= INSTRUCTIONS TO FOLLOW =
Images appear in the records below; leave them out and repeat everything else exactly.

-- -- --

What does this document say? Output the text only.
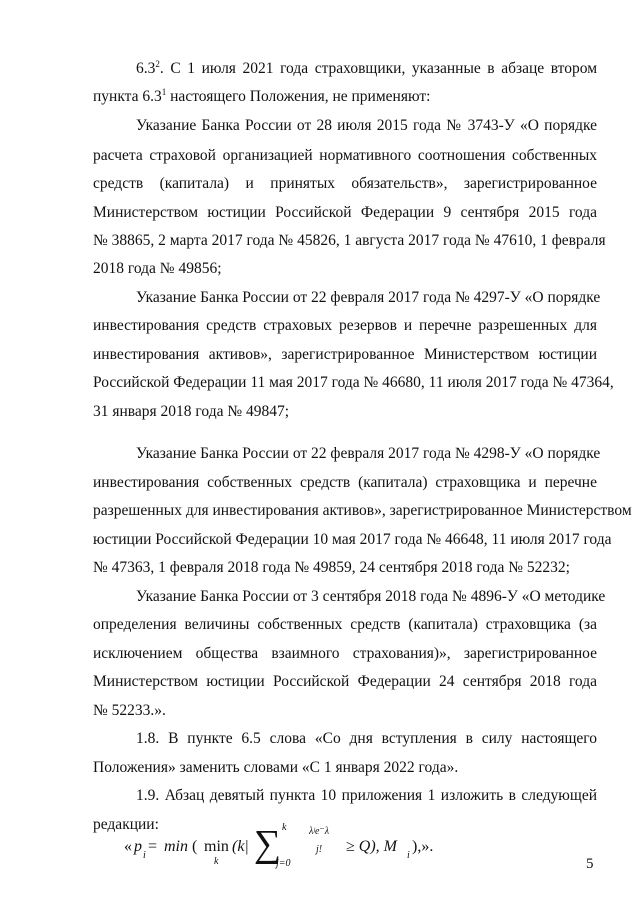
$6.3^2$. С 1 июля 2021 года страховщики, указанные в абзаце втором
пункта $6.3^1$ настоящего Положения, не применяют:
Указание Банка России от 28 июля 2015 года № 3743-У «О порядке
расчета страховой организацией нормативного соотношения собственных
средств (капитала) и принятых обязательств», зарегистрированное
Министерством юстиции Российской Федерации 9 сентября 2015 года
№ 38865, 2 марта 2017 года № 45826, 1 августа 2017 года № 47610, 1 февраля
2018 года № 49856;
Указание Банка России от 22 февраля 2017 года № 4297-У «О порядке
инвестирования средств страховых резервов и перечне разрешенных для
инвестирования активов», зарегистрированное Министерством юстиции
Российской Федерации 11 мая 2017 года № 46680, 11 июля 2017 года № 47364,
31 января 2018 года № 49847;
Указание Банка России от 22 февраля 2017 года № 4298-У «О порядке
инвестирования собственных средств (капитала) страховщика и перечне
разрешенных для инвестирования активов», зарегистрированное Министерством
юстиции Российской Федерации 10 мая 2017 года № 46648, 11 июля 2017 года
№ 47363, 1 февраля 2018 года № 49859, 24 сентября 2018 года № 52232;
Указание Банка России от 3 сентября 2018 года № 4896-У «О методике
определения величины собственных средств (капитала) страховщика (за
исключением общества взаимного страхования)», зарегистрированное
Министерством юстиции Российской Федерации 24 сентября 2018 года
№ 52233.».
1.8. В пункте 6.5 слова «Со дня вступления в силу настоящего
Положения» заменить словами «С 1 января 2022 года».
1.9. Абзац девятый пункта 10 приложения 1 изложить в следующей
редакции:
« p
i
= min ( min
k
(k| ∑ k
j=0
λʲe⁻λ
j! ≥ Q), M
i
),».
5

-- -- --

= THE REPLY =
What does this document say? Output the text only.
$6.3^2$. С 1 июля 2021 года страховщики, указанные в абзаце втором
пункта $6.3^1$ настоящего Положения, не применяют:
Указание Банка России от 28 июля 2015 года № 3743-У «О порядке
расчета страховой организацией нормативного соотношения собственных
средств (капитала) и принятых обязательств», зарегистрированное
Министерством юстиции Российской Федерации 9 сентября 2015 года
№ 38865, 2 марта 2017 года № 45826, 1 августа 2017 года № 47610, 1 февраля
2018 года № 49856;
Указание Банка России от 22 февраля 2017 года № 4297-У «О порядке
инвестирования средств страховых резервов и перечне разрешенных для
инвестирования активов», зарегистрированное Министерством юстиции
Российской Федерации 11 мая 2017 года № 46680, 11 июля 2017 года № 47364,
31 января 2018 года № 49847;
Указание Банка России от 22 февраля 2017 года № 4298-У «О порядке
инвестирования собственных средств (капитала) страховщика и перечне
разрешенных для инвестирования активов», зарегистрированное Министерством
юстиции Российской Федерации 10 мая 2017 года № 46648, 11 июля 2017 года
№ 47363, 1 февраля 2018 года № 49859, 24 сентября 2018 года № 52232;
Указание Банка России от 3 сентября 2018 года № 4896-У «О методике
определения величины собственных средств (капитала) страховщика (за
исключением общества взаимного страхования)», зарегистрированное
Министерством юстиции Российской Федерации 24 сентября 2018 года
№ 52233.».
1.8. В пункте 6.5 слова «Со дня вступления в силу настоящего
Положения» заменить словами «С 1 января 2022 года».
1.9. Абзац девятый пункта 10 приложения 1 изложить в следующей
редакции:
« p
i
= min ( min
k
(k| ∑ k
j=0
λʲe⁻λ
j! ≥ Q), M
i
),».
5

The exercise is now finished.